## TASK
Look through the data below. Show each line where the string "label" occurs.

## SUPPLIED RECORDS
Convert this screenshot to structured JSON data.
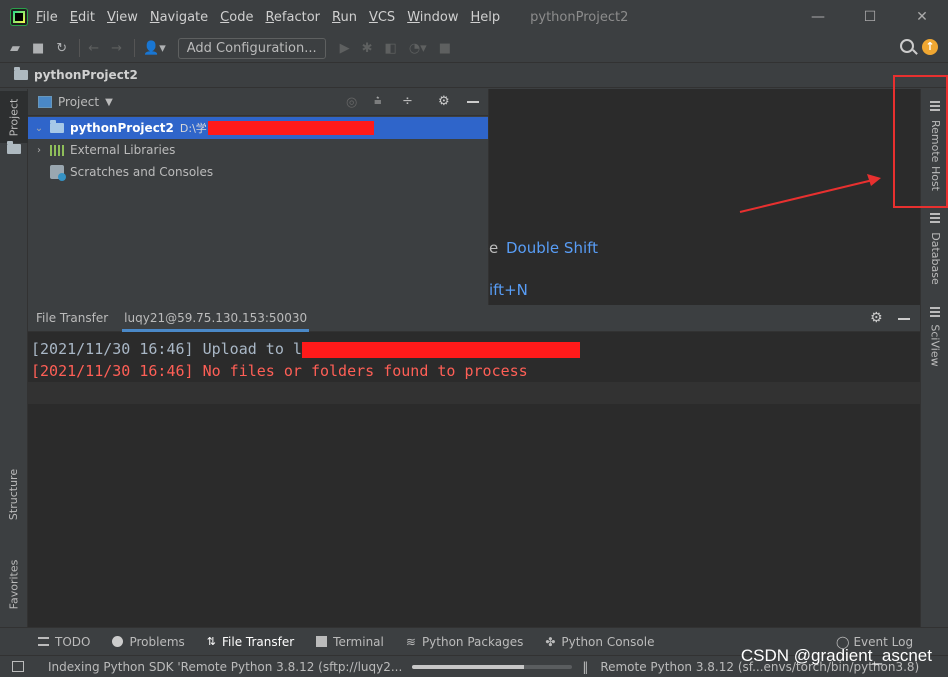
{
  "titlebar": {
    "menu": [
      "File",
      "Edit",
      "View",
      "Navigate",
      "Code",
      "Refactor",
      "Run",
      "VCS",
      "Window",
      "Help"
    ],
    "project_title": "pythonProject2",
    "window_buttons": [
      "—",
      "☐",
      "✕"
    ]
  },
  "toolbar": {
    "add_configuration": "Add Configuration..."
  },
  "breadcrumb": {
    "project": "pythonProject2"
  },
  "left_stripe": {
    "project_tab": "Project",
    "structure_tab": "Structure",
    "favorites_tab": "Favorites"
  },
  "right_stripe": {
    "remote_host_tab": "Remote Host",
    "database_tab": "Database",
    "sciview_tab": "SciView"
  },
  "project_panel": {
    "header": "Project",
    "tree": [
      {
        "label": "pythonProject2",
        "path": "D:\\学习"
      },
      {
        "label": "External Libraries"
      },
      {
        "label": "Scratches and Consoles"
      }
    ]
  },
  "editor": {
    "hint1_suffix": "e",
    "hint1_key": "Double Shift",
    "hint2_key": "ift+N"
  },
  "file_transfer": {
    "tabs": [
      "File Transfer",
      "luqy21@59.75.130.153:50030"
    ],
    "log": [
      {
        "time": "[2021/11/30 16:46]",
        "text": "Upload to l",
        "color": "#a9b7c6"
      },
      {
        "time": "[2021/11/30 16:46]",
        "text": "No files or folders found to process",
        "color": "#ff5f56"
      }
    ]
  },
  "bottom_tabs": [
    "TODO",
    "Problems",
    "File Transfer",
    "Terminal",
    "Python Packages",
    "Python Console",
    "Event Log"
  ],
  "status": {
    "indexing": "Indexing Python SDK 'Remote Python 3.8.12 (sftp://luqy2...",
    "progress": 0.7,
    "interpreter": "Remote Python 3.8.12 (sf...envs/torch/bin/python3.8)"
  },
  "watermark": "CSDN @gradient_ascnet",
  "colors": {
    "accent": "#4a88c7",
    "selection": "#2f65ca",
    "error": "#ff5f56",
    "annotation": "#e8302f"
  }
}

## THE RESULT
        "label": "pythonProject2",
        "label": "External Libraries"
        "label": "Scratches and Consoles"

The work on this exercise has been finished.